→ **EXERCISE AIM**
Convert every line in the items below into a JSON list of strings, one string per line, skipping blank lines and leaving out the pictures.
---- INPUT ROWS
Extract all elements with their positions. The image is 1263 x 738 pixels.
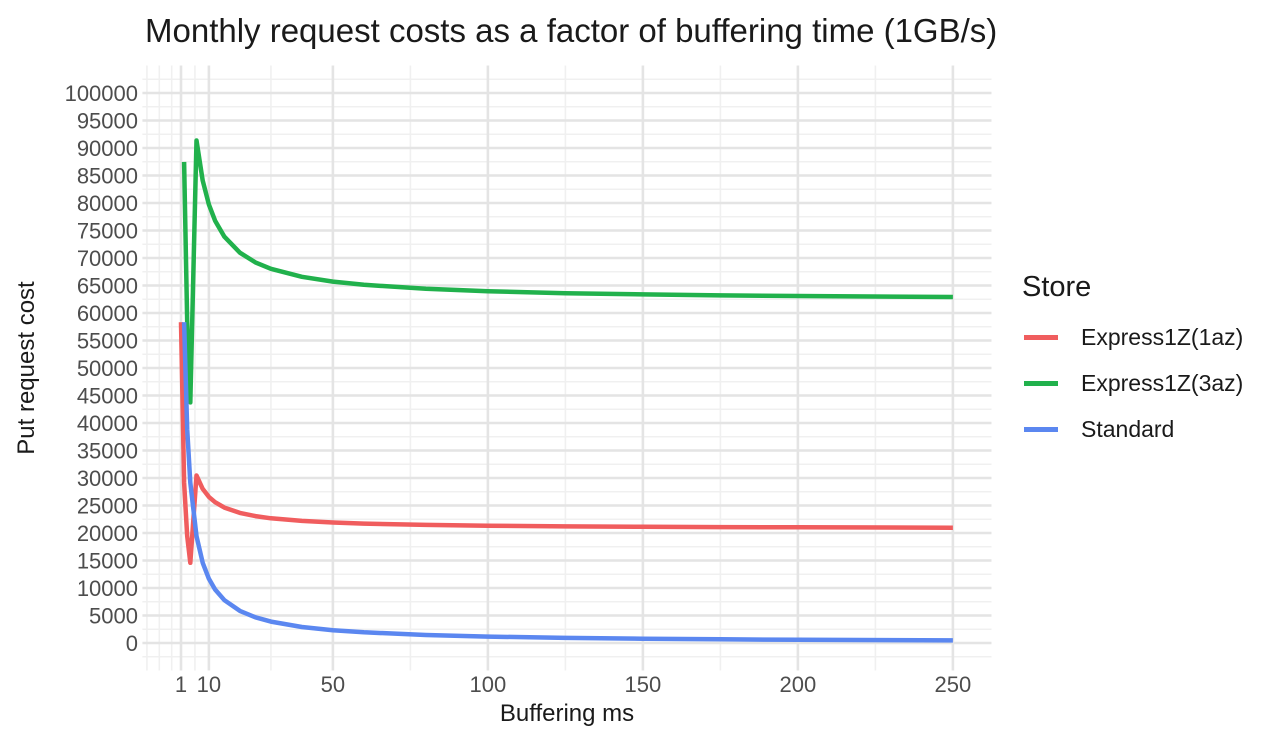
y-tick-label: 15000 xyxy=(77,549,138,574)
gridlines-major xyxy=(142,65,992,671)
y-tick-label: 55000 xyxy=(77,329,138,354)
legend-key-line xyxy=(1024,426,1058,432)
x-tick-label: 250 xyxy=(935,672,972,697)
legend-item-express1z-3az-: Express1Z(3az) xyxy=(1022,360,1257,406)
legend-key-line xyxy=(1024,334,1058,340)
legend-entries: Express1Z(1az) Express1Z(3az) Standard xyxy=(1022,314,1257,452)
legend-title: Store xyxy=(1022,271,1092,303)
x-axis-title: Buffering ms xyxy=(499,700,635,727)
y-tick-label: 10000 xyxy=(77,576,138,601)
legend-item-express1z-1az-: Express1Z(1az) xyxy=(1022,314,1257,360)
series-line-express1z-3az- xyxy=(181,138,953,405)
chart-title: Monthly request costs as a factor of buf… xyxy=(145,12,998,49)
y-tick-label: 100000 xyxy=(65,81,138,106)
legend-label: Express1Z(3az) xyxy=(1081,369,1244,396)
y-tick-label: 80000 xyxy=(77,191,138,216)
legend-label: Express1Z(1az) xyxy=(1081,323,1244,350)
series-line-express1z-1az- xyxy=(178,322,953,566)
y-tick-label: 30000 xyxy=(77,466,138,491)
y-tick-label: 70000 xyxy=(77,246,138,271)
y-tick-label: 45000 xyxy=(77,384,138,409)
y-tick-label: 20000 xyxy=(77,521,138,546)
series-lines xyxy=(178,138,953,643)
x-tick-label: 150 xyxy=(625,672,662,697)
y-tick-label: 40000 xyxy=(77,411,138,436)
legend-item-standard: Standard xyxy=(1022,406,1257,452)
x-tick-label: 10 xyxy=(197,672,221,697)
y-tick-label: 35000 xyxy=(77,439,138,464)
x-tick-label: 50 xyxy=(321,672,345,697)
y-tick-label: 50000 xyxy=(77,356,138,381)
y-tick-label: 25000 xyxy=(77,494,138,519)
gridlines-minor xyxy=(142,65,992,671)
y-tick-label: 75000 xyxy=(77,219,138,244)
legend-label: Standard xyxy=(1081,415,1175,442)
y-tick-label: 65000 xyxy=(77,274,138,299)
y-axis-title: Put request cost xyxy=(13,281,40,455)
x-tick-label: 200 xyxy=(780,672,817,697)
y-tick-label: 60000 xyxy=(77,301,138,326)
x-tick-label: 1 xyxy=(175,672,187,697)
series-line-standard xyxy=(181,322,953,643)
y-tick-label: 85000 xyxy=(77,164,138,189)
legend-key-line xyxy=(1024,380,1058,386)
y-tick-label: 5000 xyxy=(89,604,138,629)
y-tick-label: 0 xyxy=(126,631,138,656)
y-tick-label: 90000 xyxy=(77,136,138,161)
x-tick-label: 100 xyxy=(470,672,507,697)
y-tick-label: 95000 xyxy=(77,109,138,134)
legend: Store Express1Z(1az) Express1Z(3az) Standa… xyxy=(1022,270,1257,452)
--------
→ **ANSWER TO THIS PROBLEM**
[
  "Extract all elements with their positions. The image is 1263 x 738 pixels.",
  "y-tick-label: 15000 xyxy=(77,549,138,574)",
  "gridlines-major xyxy=(142,65,992,671)",
  "y-tick-label: 55000 xyxy=(77,329,138,354)",
  "legend-key-line xyxy=(1024,426,1058,432)",
  "x-tick-label: 250 xyxy=(935,672,972,697)",
  "legend-item-express1z-3az-: Express1Z(3az) xyxy=(1022,360,1257,406)",
  "legend-key-line xyxy=(1024,334,1058,340)",
  "legend-entries: Express1Z(1az) Express1Z(3az) Standard xyxy=(1022,314,1257,452)",
  "legend-title: Store xyxy=(1022,271,1092,303)",
  "x-axis-title: Buffering ms xyxy=(499,700,635,727)",
  "y-tick-label: 10000 xyxy=(77,576,138,601)",
  "legend-item-express1z-1az-: Express1Z(1az) xyxy=(1022,314,1257,360)",
  "series-line-express1z-3az- xyxy=(181,138,953,405)",
  "chart-title: Monthly request costs as a factor of buf… xyxy=(145,12,998,49)",
  "y-tick-label: 100000 xyxy=(65,81,138,106)",
  "legend-label: Express1Z(3az) xyxy=(1081,369,1244,396)",
  "y-tick-label: 80000 xyxy=(77,191,138,216)",
  "legend-label: Express1Z(1az) xyxy=(1081,323,1244,350)",
  "series-line-express1z-1az- xyxy=(178,322,953,566)",
  "y-tick-label: 30000 xyxy=(77,466,138,491)",
  "y-tick-label: 70000 xyxy=(77,246,138,271)",
  "y-tick-label: 45000 xyxy=(77,384,138,409)",
  "y-tick-label: 20000 xyxy=(77,521,138,546)",
  "series-lines xyxy=(178,138,953,643)",
  "x-tick-label: 150 xyxy=(625,672,662,697)",
  "y-tick-label: 40000 xyxy=(77,411,138,436)",
  "legend-item-standard: Standard xyxy=(1022,406,1257,452)",
  "x-tick-label: 10 xyxy=(197,672,221,697)",
  "y-tick-label: 35000 xyxy=(77,439,138,464)",
  "x-tick-label: 50 xyxy=(321,672,345,697)",
  "y-tick-label: 50000 xyxy=(77,356,138,381)",
  "y-tick-label: 25000 xyxy=(77,494,138,519)",
  "gridlines-minor xyxy=(142,65,992,671)",
  "y-tick-label: 75000 xyxy=(77,219,138,244)",
  "legend-label: Standard xyxy=(1081,415,1175,442)",
  "y-tick-label: 65000 xyxy=(77,274,138,299)",
  "y-axis-title: Put request cost xyxy=(13,281,40,455)",
  "x-tick-label: 200 xyxy=(780,672,817,697)",
  "y-tick-label: 60000 xyxy=(77,301,138,326)",
  "x-tick-label: 1 xyxy=(175,672,187,697)",
  "series-line-standard xyxy=(181,322,953,643)",
  "y-tick-label: 85000 xyxy=(77,164,138,189)",
  "legend-key-line xyxy=(1024,380,1058,386)",
  "y-tick-label: 5000 xyxy=(89,604,138,629)",
  "y-tick-label: 0 xyxy=(126,631,138,656)",
  "y-tick-label: 90000 xyxy=(77,136,138,161)",
  "x-tick-label: 100 xyxy=(470,672,507,697)",
  "y-tick-label: 95000 xyxy=(77,109,138,134)",
  "legend: Store Express1Z(1az) Express1Z(3az) Standa… xyxy=(1022,270,1257,452)"
]